**What the exercise asks:** Could you transcribe the material below exactly, without leaving out a single line?

**Material supplied:**
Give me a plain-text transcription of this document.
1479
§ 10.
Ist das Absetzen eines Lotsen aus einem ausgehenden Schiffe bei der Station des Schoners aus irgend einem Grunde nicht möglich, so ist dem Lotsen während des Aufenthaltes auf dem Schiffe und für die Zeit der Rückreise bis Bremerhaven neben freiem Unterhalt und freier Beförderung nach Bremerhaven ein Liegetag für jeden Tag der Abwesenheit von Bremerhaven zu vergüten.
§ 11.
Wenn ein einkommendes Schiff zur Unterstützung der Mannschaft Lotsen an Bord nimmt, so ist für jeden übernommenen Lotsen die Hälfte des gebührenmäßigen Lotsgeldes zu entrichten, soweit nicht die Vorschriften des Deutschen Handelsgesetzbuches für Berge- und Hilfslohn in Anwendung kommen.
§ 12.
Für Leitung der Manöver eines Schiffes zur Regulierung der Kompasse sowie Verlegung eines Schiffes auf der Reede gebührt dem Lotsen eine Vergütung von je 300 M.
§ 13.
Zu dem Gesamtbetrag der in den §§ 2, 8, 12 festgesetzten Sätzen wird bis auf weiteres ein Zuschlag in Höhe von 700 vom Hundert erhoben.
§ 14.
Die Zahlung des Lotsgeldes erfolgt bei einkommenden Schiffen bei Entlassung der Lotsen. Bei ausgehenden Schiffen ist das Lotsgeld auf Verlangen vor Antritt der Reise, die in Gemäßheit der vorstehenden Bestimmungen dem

**Response to the exercise:**
Give me a plain-text transcription of this document.
1479
§ 10.
Ist das Absetzen eines Lotsen aus einem ausgehenden Schiffe bei der Station des Schoners aus irgend einem Grunde nicht möglich, so ist dem Lotsen während des Aufenthaltes auf dem Schiffe und für die Zeit der Rückreise bis Bremerhaven neben freiem Unterhalt und freier Beförderung nach Bremerhaven ein Liegetag für jeden Tag der Abwesenheit von Bremerhaven zu vergüten.
§ 11.
Wenn ein einkommendes Schiff zur Unterstützung der Mannschaft Lotsen an Bord nimmt, so ist für jeden übernommenen Lotsen die Hälfte des gebührenmäßigen Lotsgeldes zu entrichten, soweit nicht die Vorschriften des Deutschen Handelsgesetzbuches für Berge- und Hilfslohn in Anwendung kommen.
§ 12.
Für Leitung der Manöver eines Schiffes zur Regulierung der Kompasse sowie Verlegung eines Schiffes auf der Reede gebührt dem Lotsen eine Vergütung von je 300 M.
§ 13.
Zu dem Gesamtbetrag der in den §§ 2, 8, 12 festgesetzten Sätzen wird bis auf weiteres ein Zuschlag in Höhe von 700 vom Hundert erhoben.
§ 14.
Die Zahlung des Lotsgeldes erfolgt bei einkommenden Schiffen bei Entlassung der Lotsen. Bei ausgehenden Schiffen ist das Lotsgeld auf Verlangen vor Antritt der Reise, die in Gemäßheit der vorstehenden Bestimmungen dem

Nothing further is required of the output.